OBJECTIVE:
All lines from the one with "OCR this image." to the end need to be copied exactly, with nothing before them.
------------------------------------------------------------
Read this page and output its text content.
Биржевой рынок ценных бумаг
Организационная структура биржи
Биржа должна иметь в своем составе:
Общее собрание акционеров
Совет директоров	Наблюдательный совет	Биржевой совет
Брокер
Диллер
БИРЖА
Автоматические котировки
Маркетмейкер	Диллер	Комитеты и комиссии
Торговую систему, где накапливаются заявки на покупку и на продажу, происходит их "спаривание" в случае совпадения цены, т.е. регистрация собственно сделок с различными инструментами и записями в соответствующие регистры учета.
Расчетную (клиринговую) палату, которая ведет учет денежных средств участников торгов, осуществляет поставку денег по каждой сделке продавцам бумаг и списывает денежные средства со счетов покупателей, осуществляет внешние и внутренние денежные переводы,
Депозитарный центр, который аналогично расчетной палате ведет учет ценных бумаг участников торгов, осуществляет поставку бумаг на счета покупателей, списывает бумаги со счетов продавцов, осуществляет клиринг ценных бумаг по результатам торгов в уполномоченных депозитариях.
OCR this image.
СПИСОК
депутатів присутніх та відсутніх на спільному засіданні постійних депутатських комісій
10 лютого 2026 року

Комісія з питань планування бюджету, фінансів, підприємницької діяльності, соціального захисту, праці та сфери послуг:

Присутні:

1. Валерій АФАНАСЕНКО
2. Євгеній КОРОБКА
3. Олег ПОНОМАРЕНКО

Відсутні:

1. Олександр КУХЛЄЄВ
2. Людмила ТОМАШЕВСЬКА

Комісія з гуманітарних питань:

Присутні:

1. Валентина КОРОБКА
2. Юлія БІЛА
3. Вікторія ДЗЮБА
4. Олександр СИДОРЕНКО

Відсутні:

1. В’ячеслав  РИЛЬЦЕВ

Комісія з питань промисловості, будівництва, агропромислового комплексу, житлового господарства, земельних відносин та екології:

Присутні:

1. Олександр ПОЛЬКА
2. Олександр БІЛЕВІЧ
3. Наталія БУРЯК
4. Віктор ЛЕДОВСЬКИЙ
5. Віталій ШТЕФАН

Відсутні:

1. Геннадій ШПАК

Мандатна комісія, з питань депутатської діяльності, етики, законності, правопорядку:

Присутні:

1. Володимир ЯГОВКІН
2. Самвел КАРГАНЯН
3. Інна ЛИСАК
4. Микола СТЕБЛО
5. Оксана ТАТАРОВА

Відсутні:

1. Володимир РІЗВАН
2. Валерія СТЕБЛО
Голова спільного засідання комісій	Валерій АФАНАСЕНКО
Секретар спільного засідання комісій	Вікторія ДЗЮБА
------------------------------------------------------------
ANSWER TO THE EXERCISE:
OCR this image.
СПИСОК
депутатів присутніх та відсутніх на спільному засіданні постійних депутатських комісій
10 лютого 2026 року

Комісія з питань планування бюджету, фінансів, підприємницької діяльності, соціального захисту, праці та сфери послуг:

Присутні:

1. Валерій АФАНАСЕНКО
2. Євгеній КОРОБКА
3. Олег ПОНОМАРЕНКО

Відсутні:

1. Олександр КУХЛЄЄВ
2. Людмила ТОМАШЕВСЬКА

Комісія з гуманітарних питань:

Присутні:

1. Валентина КОРОБКА
2. Юлія БІЛА
3. Вікторія ДЗЮБА
4. Олександр СИДОРЕНКО

Відсутні:

1. В’ячеслав  РИЛЬЦЕВ

Комісія з питань промисловості, будівництва, агропромислового комплексу, житлового господарства, земельних відносин та екології:

Присутні:

1. Олександр ПОЛЬКА
2. Олександр БІЛЕВІЧ
3. Наталія БУРЯК
4. Віктор ЛЕДОВСЬКИЙ
5. Віталій ШТЕФАН

Відсутні:

1. Геннадій ШПАК

Мандатна комісія, з питань депутатської діяльності, етики, законності, правопорядку:

Присутні:

1. Володимир ЯГОВКІН
2. Самвел КАРГАНЯН
3. Інна ЛИСАК
4. Микола СТЕБЛО
5. Оксана ТАТАРОВА

Відсутні:

1. Володимир РІЗВАН
2. Валерія СТЕБЛО
Голова спільного засідання комісій	Валерій АФАНАСЕНКО
Секретар спільного засідання комісій	Вікторія ДЗЮБА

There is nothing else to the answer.